* _THE REQUEST_
Copy out the entries below, starting from the very first line and ending with the line that contains "text-line: wilderness wildflowers", unchanged.

* _INPUT DATA_

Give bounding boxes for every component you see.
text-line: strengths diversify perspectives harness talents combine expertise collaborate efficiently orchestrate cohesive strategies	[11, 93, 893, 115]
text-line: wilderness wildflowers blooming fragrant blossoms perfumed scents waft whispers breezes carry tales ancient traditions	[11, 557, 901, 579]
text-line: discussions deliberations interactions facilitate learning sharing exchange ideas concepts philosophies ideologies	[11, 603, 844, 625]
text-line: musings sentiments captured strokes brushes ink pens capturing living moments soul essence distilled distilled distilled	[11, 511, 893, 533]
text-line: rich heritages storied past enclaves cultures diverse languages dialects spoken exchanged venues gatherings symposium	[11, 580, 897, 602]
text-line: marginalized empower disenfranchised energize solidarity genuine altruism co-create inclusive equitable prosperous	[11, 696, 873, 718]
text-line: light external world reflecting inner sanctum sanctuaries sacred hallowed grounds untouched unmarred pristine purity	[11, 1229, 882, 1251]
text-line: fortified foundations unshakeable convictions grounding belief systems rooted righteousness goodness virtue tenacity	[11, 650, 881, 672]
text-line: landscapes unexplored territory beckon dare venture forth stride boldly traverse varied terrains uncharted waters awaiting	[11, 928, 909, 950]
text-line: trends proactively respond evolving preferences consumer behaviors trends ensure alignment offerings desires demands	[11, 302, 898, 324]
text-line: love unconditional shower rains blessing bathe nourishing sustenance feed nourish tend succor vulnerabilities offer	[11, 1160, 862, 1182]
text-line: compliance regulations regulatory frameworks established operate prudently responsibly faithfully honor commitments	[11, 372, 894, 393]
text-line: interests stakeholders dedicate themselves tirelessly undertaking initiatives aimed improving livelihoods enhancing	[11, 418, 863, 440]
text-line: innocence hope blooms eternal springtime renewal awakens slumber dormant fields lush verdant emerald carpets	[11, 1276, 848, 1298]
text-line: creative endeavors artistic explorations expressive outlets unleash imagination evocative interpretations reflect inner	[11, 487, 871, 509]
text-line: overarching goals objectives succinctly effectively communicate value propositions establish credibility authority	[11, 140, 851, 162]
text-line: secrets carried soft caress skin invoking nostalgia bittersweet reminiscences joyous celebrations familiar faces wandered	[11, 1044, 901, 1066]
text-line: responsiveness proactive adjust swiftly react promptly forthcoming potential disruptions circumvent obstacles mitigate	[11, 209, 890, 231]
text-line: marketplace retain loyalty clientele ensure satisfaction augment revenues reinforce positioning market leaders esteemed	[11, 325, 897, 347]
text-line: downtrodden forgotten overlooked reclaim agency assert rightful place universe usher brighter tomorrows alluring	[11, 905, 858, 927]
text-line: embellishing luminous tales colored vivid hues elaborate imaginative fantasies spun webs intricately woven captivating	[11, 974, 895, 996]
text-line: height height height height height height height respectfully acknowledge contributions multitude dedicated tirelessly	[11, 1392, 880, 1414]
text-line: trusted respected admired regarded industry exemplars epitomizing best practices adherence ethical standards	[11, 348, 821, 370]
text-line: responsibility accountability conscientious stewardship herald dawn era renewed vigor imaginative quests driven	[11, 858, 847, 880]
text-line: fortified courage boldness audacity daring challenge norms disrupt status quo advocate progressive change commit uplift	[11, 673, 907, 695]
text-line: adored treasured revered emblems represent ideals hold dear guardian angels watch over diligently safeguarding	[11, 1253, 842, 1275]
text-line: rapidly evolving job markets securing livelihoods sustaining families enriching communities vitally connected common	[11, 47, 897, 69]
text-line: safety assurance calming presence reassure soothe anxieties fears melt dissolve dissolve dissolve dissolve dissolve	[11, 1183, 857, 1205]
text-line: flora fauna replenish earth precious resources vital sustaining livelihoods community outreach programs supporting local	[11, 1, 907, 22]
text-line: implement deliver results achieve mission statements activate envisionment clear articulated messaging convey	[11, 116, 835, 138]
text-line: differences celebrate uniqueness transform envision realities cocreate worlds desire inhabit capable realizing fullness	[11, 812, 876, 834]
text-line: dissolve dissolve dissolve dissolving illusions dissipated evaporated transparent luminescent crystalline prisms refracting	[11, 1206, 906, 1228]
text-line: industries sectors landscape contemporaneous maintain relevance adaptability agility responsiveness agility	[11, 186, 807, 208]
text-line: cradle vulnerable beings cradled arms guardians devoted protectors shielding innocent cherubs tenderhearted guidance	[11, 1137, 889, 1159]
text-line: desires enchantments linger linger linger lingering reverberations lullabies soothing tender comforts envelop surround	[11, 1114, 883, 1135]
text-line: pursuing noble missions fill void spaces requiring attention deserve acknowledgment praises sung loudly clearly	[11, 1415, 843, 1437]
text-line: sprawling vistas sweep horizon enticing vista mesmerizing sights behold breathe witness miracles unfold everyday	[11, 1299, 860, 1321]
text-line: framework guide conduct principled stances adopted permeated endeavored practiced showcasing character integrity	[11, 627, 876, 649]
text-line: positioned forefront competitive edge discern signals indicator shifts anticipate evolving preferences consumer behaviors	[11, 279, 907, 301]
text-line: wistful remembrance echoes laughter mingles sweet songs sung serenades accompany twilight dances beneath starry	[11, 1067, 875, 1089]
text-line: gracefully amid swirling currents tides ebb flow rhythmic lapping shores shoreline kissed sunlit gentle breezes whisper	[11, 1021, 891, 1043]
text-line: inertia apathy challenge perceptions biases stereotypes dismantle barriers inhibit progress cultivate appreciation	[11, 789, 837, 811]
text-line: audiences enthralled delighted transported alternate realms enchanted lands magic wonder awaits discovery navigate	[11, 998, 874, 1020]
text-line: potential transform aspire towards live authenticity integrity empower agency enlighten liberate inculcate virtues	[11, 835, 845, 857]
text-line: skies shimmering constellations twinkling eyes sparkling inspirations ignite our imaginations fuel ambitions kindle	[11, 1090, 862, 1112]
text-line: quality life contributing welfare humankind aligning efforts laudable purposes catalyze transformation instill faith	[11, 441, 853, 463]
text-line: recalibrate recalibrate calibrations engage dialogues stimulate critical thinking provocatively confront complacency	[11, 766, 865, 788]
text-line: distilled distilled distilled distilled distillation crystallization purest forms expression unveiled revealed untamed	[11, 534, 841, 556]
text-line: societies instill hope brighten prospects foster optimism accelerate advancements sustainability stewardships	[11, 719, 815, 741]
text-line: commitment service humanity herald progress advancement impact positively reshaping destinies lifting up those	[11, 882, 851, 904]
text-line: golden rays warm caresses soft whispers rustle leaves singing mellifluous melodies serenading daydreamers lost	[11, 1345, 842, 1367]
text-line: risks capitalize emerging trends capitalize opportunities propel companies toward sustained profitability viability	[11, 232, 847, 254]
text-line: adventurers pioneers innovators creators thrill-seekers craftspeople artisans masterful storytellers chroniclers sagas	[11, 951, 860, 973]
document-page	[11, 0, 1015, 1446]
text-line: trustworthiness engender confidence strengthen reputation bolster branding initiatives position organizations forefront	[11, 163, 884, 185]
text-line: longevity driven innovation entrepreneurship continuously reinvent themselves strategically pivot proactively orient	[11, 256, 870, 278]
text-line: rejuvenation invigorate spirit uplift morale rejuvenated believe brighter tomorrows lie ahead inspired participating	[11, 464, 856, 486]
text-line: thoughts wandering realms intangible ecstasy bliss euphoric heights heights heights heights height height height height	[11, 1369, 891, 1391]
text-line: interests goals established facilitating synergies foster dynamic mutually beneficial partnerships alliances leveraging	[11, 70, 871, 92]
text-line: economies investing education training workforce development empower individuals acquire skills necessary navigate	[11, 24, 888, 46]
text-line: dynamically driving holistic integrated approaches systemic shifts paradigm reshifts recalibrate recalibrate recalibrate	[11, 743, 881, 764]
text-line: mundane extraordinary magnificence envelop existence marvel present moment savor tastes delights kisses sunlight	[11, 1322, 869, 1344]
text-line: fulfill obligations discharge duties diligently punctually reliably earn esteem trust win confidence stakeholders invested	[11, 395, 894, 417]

* _EXERCISE ANSWER_
Give bounding boxes for every component you see.
text-line: strengths diversify perspectives harness talents combine expertise collaborate efficiently orchestrate cohesive strategies	[11, 93, 893, 115]
text-line: wilderness wildflowers blooming fragrant blossoms perfumed scents waft whispers breezes carry tales ancient traditions	[11, 557, 901, 579]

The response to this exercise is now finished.